* [What to produce]
Can you output the material exactly as written, minus any pictures it holds?
------ Given data ------
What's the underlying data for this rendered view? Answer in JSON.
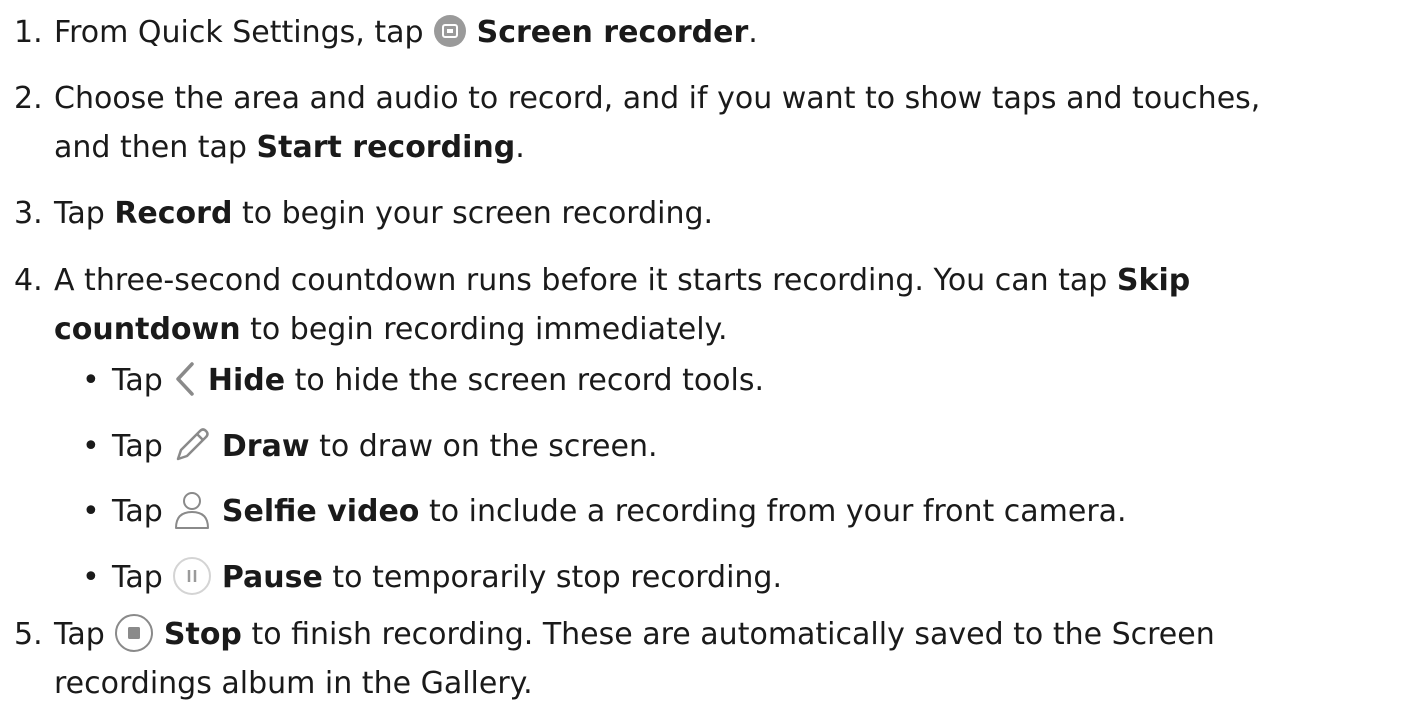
{
  "steps": [
    {
      "number": "1.",
      "pre": "From Quick Settings, tap ",
      "bold": "Screen recorder",
      "post": ".",
      "icon": "screen-recorder-icon"
    },
    {
      "number": "2.",
      "line1": "Choose the area and audio to record, and if you want to show taps and touches,",
      "line2_pre": "and then tap ",
      "bold": "Start recording",
      "post": "."
    },
    {
      "number": "3.",
      "pre": "Tap ",
      "bold": "Record",
      "post": " to begin your screen recording."
    },
    {
      "number": "4.",
      "line1_pre": "A three-second countdown runs before it starts recording. You can tap ",
      "bold1": "Skip",
      "bold2": "countdown",
      "line2_post": " to begin recording immediately."
    },
    {
      "number": "5.",
      "pre": "Tap ",
      "bold": "Stop",
      "post": " to finish recording. These are automatically saved to the Screen",
      "line2": "recordings album in the Gallery.",
      "icon": "stop-icon"
    }
  ],
  "bullets": [
    {
      "dot": "•",
      "pre": "Tap ",
      "bold": "Hide",
      "post": " to hide the screen record tools.",
      "icon": "chevron-left-icon"
    },
    {
      "dot": "•",
      "pre": "Tap ",
      "bold": "Draw",
      "post": " to draw on the screen.",
      "icon": "pencil-icon"
    },
    {
      "dot": "•",
      "pre": "Tap ",
      "bold": "Selfie video",
      "post": " to include a recording from your front camera.",
      "icon": "person-icon"
    },
    {
      "dot": "•",
      "pre": "Tap ",
      "bold": "Pause",
      "post": " to temporarily stop recording.",
      "icon": "pause-icon"
    }
  ]
}
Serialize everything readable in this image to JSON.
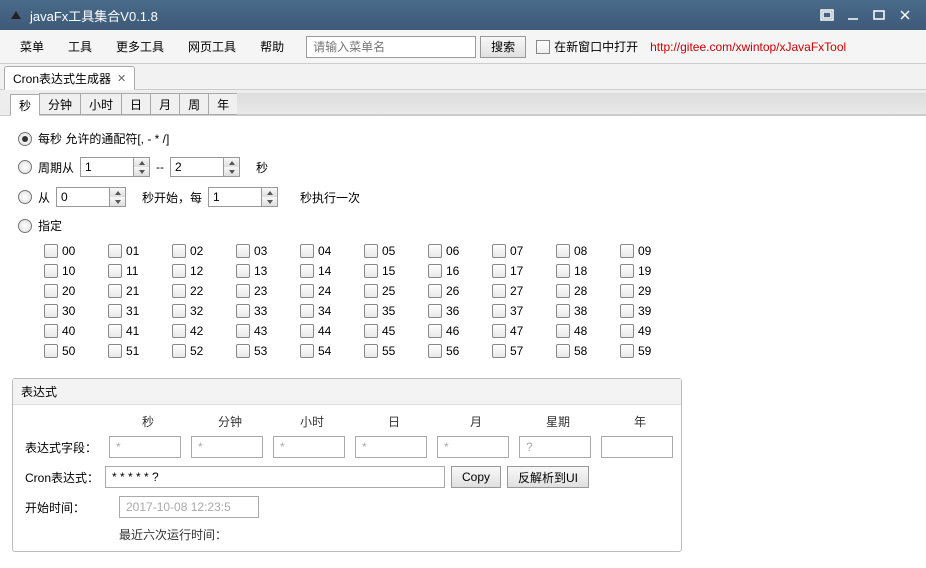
------
* [Solved exercise]
What's the underlying data for this rendered view? Answer in JSON.
{
  "steps": [
    {
      "number": "1.",
      "pre": "From Quick Settings, tap ",
      "bold": "Screen recorder",
      "post": ".",
      "icon": "screen-recorder-icon"
    },
    {
      "number": "2.",
      "line1": "Choose the area and audio to record, and if you want to show taps and touches,",
      "line2_pre": "and then tap ",
      "bold": "Start recording",
      "post": "."
    },
    {
      "number": "3.",
      "pre": "Tap ",
      "bold": "Record",
      "post": " to begin your screen recording."
    },
    {
      "number": "4.",
      "line1_pre": "A three-second countdown runs before it starts recording. You can tap ",
      "bold1": "Skip",
      "bold2": "countdown",
      "line2_post": " to begin recording immediately."
    },
    {
      "number": "5.",
      "pre": "Tap ",
      "bold": "Stop",
      "post": " to finish recording. These are automatically saved to the Screen",
      "line2": "recordings album in the Gallery.",
      "icon": "stop-icon"
    }
  ],
  "bullets": [
    {
      "dot": "•",
      "pre": "Tap ",
      "bold": "Hide",
      "post": " to hide the screen record tools.",
      "icon": "chevron-left-icon"
    },
    {
      "dot": "•",
      "pre": "Tap ",
      "bold": "Draw",
      "post": " to draw on the screen.",
      "icon": "pencil-icon"
    },
    {
      "dot": "•",
      "pre": "Tap ",
      "bold": "Selfie video",
      "post": " to include a recording from your front camera.",
      "icon": "person-icon"
    },
    {
      "dot": "•",
      "pre": "Tap ",
      "bold": "Pause",
      "post": " to temporarily stop recording.",
      "icon": "pause-icon"
    }
  ]
}
Serialize everything readable in this image to JSON.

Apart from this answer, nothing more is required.